Work to do: Only the number is wanted: how many lines contain the word "title"?
━━━━━ Records for this task ━━━━━
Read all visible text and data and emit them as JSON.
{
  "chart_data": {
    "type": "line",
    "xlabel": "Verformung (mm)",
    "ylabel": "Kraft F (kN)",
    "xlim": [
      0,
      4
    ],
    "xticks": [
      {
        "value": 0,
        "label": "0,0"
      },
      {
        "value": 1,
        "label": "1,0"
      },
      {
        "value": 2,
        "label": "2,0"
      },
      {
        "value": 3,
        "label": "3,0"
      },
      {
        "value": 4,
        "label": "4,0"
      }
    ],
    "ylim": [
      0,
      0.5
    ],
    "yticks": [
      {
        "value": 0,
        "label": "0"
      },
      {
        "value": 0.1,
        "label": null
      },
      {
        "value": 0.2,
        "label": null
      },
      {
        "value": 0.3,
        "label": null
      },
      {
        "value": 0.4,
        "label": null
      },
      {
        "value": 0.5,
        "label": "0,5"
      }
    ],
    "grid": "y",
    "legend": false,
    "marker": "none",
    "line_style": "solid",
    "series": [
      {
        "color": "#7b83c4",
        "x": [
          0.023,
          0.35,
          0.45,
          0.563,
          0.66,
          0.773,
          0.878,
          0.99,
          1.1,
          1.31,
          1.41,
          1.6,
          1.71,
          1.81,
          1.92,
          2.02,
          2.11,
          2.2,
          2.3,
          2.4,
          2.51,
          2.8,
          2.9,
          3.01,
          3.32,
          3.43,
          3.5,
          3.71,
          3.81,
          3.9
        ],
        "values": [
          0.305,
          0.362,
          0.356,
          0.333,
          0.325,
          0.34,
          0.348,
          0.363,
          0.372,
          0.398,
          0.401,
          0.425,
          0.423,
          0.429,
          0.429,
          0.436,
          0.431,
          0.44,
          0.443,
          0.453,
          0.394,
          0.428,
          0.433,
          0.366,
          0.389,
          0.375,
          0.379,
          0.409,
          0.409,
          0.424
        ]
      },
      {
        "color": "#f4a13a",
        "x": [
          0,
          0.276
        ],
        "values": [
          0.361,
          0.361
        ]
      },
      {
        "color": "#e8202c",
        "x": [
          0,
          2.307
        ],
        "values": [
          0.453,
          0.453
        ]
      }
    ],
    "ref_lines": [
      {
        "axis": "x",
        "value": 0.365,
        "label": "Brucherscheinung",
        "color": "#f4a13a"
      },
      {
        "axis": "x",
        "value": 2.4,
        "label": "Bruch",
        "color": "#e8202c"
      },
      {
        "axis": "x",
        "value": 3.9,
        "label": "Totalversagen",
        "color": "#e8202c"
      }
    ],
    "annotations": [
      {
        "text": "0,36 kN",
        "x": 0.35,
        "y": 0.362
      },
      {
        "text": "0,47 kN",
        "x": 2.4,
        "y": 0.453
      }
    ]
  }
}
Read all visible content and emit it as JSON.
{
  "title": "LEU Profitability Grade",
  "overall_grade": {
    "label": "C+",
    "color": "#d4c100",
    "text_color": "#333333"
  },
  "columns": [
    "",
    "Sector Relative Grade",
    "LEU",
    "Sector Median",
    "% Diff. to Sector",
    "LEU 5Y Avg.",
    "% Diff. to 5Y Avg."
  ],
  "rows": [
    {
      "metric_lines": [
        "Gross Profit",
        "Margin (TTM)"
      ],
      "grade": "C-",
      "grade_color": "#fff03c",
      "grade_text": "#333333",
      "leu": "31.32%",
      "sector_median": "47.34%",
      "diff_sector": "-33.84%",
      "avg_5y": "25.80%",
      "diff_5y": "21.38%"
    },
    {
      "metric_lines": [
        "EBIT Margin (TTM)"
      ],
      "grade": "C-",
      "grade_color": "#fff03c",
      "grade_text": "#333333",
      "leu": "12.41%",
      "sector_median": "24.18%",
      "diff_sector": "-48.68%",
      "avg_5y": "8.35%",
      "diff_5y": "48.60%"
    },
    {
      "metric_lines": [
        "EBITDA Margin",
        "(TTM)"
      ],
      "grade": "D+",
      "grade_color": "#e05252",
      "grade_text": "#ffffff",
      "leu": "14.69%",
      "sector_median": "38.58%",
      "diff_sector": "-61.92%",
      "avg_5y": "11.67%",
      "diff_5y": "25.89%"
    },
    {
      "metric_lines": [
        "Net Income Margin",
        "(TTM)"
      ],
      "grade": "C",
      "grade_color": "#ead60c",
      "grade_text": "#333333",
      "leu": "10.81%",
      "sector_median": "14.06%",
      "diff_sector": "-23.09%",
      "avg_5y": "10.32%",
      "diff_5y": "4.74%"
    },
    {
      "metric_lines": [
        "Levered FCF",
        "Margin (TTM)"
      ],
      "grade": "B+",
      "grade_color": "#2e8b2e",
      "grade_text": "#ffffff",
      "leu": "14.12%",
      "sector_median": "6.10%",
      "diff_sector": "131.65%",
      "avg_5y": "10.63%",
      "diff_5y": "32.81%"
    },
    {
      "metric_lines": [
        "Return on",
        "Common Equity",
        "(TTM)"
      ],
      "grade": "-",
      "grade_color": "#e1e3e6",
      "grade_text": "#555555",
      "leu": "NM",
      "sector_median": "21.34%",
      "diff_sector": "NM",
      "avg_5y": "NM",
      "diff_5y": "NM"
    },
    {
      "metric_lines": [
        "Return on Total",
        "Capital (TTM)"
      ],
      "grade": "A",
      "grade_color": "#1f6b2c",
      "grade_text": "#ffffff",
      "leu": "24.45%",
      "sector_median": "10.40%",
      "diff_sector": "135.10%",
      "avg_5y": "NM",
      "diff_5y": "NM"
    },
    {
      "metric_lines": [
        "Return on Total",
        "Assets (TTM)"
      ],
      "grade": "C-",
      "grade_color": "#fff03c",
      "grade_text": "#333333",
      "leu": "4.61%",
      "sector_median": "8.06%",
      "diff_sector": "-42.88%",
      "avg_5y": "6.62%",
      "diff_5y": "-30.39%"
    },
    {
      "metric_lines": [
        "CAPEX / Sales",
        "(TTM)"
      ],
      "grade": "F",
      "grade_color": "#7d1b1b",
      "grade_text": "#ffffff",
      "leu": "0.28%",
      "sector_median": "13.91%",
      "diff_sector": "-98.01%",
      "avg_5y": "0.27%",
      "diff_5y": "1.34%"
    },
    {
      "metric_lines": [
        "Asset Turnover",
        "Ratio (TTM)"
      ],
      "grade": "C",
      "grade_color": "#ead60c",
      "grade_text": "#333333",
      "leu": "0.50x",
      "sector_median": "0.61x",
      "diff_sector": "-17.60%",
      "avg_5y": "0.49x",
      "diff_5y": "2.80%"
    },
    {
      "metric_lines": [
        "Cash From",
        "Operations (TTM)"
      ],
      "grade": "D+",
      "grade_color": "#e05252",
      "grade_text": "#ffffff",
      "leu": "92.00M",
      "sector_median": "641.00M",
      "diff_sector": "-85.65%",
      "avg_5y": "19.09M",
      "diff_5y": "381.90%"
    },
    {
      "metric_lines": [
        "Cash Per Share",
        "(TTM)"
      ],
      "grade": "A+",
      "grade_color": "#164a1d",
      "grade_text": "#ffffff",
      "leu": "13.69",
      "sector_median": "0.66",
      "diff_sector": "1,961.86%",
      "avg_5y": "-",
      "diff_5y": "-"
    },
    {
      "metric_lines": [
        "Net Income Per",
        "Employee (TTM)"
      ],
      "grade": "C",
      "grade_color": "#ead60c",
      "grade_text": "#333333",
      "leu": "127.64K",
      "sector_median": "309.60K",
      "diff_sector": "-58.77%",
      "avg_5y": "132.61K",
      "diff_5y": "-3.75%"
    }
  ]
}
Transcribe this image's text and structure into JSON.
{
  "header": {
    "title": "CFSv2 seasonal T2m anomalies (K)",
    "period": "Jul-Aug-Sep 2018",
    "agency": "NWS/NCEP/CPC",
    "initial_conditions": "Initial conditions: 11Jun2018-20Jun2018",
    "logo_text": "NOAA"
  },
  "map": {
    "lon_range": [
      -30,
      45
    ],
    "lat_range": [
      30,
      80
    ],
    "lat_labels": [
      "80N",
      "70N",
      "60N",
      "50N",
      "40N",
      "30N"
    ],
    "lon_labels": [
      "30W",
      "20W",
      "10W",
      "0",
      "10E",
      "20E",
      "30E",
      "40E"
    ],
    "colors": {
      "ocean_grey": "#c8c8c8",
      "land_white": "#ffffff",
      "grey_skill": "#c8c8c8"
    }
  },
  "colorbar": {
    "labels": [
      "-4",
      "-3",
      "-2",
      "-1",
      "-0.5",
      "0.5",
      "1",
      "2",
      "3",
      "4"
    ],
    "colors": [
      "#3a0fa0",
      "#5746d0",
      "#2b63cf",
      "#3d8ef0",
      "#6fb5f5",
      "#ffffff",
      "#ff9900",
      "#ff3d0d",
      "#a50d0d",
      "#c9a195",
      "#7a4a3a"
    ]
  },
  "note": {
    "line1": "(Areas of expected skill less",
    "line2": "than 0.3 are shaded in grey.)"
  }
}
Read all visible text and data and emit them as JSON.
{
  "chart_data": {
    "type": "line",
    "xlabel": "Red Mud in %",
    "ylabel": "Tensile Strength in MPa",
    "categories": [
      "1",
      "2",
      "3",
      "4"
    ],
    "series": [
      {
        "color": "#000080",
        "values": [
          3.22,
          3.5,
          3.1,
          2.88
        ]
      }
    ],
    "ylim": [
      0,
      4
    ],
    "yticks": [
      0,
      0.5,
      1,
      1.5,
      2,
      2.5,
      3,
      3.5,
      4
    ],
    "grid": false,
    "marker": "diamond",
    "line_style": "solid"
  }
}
━━━━━
Exercise answer: 2